#### Document extract ####
Friends and Enemies

Let’s face it – most end-of-the-year school programs naturally cause us to not only reflect upon the passage of time, but also force us to look at our children in comparison to all the others. Sure, we tell each other that we shouldn’t measure our children against our friends’ children and that each child is unique….

But seriously folks, who really listens to that nonsense? I think we all do it in different ways.  Some do it to make sure we are doing things right and some do it to make sure everyone else is doing it wrong-er.   There are countless opportunities to engage in this hobby –  class parties, graduations, awards ceremonies, end-of-the-year banquets.

This year, the juxtaposition of two happenings has me stuck in my own head. Sophie was given an award for being one of the most physically fit children on Planet Earth.  Along with a steady year of high honor roll, there is nothing more a parent could ask for.  She is not only a bright shining star in the classroom, a leader of the pack, she does it with abs of steel and a heart-rate to shame us all.  She does this because of who she is and not because of our parenting.
#### Data block ####
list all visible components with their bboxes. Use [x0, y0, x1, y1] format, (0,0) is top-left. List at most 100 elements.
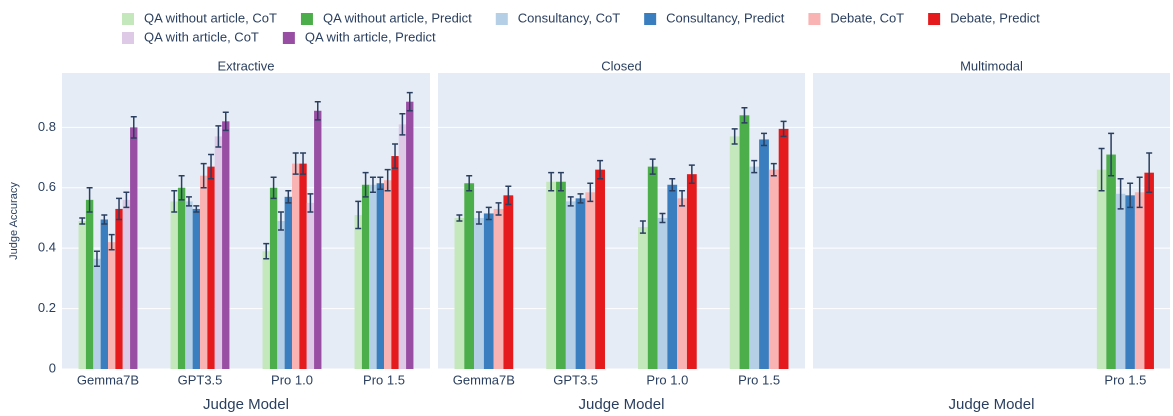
####
- [Given request 1]
Copy the Friends and Enemies essay from "Let’s face it" to "child is unique….".
- [Given request 2]
In the Friends and Enemies essay, what award was Sophie given?
- [Given request 3]
Pick up the Friends and Enemies essay after its last sentence and keep writing it.
The lines are separate material, apart from the Friends and Enemies essay.

- [Written reply 1]
Let’s face it – most end-of-the-year school programs naturally cause us to not only reflect upon the passage of time, but also force us to look at our children in comparison to all the others. Sure, we tell each other that we shouldn’t measure our children against our friends’ children and that each child is unique….

- [Written reply 2]
An award for being one of the most physically fit children on Planet Earth.

- [Written reply 3]
A day later, Max performed in a  school play. It was an elaborate attempt to entertain, educate and include everyone. The teachers did a wonderful job and the kids worked very hard even as they were being boiled to death by the heat. However, as I stood/sat/stood/sat in the gymnasium feeling nauseous from that heat, I noticed how different Max really is. While I think about his CP all the time, I write about it when I am motivated, and act on it everyday, thankfully I forget it when I am with him.  However, on a stage of hundreds of 2nd graders, he is is the only one with leg braces, the only one who cannot walk and the only one who looks the way he does. For him to get on that stage to be part of the group, he needs divine intervention.  Merely standing for an hour, saying his one line and pretending to actually sing the songs is a miracle of biblical proportions.

When Sophie wins an award for the fitness of her body, she becomes something more than the others because of that body. When Max is with the others, he must become something more despite the fitness of body. His body is his enemy. Hers is her best friend.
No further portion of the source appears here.